------ MATERIALS PROVIDED

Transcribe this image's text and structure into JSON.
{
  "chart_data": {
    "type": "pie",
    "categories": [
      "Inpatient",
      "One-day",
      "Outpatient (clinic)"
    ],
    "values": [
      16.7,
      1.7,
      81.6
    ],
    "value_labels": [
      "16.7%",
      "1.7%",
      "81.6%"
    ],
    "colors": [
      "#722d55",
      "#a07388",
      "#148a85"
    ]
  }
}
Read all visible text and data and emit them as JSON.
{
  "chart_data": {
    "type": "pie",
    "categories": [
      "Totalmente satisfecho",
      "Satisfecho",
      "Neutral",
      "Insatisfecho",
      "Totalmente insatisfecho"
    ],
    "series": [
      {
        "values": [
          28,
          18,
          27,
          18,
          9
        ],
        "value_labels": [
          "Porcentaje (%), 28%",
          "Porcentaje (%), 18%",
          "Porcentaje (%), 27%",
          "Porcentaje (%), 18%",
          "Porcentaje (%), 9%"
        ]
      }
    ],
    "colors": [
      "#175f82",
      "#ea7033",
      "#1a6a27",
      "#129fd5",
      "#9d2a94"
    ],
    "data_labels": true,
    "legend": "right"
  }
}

------------

Transcribe exactly, and only, the lines from the one bearing "Read all visible" through the last line of the entries, counting both.

CORRECT RESPONSE:
Read all visible text and data and emit them as JSON.
{
  "chart_data": {
    "type": "pie",
    "categories": [
      "Totalmente satisfecho",
      "Satisfecho",
      "Neutral",
      "Insatisfecho",
      "Totalmente insatisfecho"
    ],
    "series": [
      {
        "values": [
          28,
          18,
          27,
          18,
          9
        ],
        "value_labels": [
          "Porcentaje (%), 28%",
          "Porcentaje (%), 18%",
          "Porcentaje (%), 27%",
          "Porcentaje (%), 18%",
          "Porcentaje (%), 9%"
        ]
      }
    ],
    "colors": [
      "#175f82",
      "#ea7033",
      "#1a6a27",
      "#129fd5",
      "#9d2a94"
    ],
    "data_labels": true,
    "legend": "right"
  }
}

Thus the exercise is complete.